> Set problem: Scan the material below for the string "Love", and copy every line where it shows up.

☆ ☆ ☆ ☆ ☆

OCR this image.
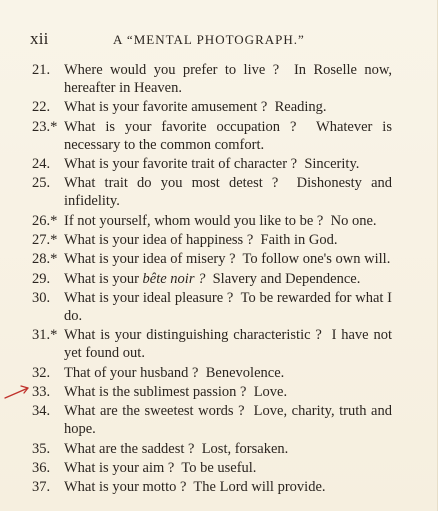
xii	A “MENTAL PHOTOGRAPH.”

21. Where would you prefer to live ? In Roselle now, hereafter in Heaven.

22. What is your favorite amusement ? Reading.

23.* What is your favorite occupation ? Whatever is necessary to the common comfort.

24. What is your favorite trait of character ? Sincerity.

25. What trait do you most detest ? Dishonesty and infidelity.

26.* If not yourself, whom would you like to be ? No one.

27.* What is your idea of happiness ? Faith in God.

28.* What is your idea of misery ? To follow one's own will.

29. What is your bête noir ? Slavery and Dependence.

30. What is your ideal pleasure ? To be rewarded for what I do.

31.* What is your distinguishing characteristic ? I have not yet found out.

32. That of your husband ? Benevolence.

33. What is the sublimest passion ? Love.

34. What are the sweetest words ? Love, charity, truth and hope.

35. What are the saddest ? Lost, forsaken.

36. What is your aim ? To be useful.

37. What is your motto ? The Lord will provide.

☆ ☆ ☆ ☆ ☆

> Solution for this problem:
33. What is the sublimest passion ? Love.
34. What are the sweetest words ? Love, charity, truth and hope.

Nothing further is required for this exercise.